JOB >>
Extract every line that contains the word "JSON".

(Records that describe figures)
┏━━

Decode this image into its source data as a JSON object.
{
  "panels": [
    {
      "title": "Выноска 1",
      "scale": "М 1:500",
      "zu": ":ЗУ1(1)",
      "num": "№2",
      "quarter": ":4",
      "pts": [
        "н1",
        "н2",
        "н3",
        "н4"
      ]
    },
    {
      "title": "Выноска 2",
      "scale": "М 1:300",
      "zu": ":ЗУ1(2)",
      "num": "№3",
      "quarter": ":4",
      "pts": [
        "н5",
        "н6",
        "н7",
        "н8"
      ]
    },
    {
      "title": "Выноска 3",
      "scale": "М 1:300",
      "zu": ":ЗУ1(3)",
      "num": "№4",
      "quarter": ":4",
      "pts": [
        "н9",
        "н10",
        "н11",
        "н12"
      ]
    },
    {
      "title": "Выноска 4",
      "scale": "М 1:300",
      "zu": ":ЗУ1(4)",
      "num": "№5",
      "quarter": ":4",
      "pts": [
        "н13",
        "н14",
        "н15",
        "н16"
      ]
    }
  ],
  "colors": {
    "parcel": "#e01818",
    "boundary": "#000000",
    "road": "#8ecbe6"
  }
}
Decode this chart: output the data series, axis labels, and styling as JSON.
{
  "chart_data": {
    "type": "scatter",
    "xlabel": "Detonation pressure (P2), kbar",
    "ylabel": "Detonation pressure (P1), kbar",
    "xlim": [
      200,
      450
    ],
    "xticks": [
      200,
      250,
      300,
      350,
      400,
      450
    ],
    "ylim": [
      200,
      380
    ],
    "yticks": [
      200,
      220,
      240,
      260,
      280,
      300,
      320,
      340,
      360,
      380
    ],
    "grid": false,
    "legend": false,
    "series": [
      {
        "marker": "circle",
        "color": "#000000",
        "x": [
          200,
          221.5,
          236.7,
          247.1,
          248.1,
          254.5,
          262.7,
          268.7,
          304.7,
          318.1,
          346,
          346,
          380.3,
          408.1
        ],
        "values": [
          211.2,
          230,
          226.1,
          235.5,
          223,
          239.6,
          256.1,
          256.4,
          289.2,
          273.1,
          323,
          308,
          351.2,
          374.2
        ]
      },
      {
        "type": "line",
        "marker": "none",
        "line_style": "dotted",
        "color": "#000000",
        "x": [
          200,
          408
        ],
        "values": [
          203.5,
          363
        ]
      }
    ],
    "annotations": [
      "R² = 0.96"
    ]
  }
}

┗━━

FINISHED EXERCISE >>
Decode this image into its source data as a JSON object.
Decode this chart: output the data series, axis labels, and styling as JSON.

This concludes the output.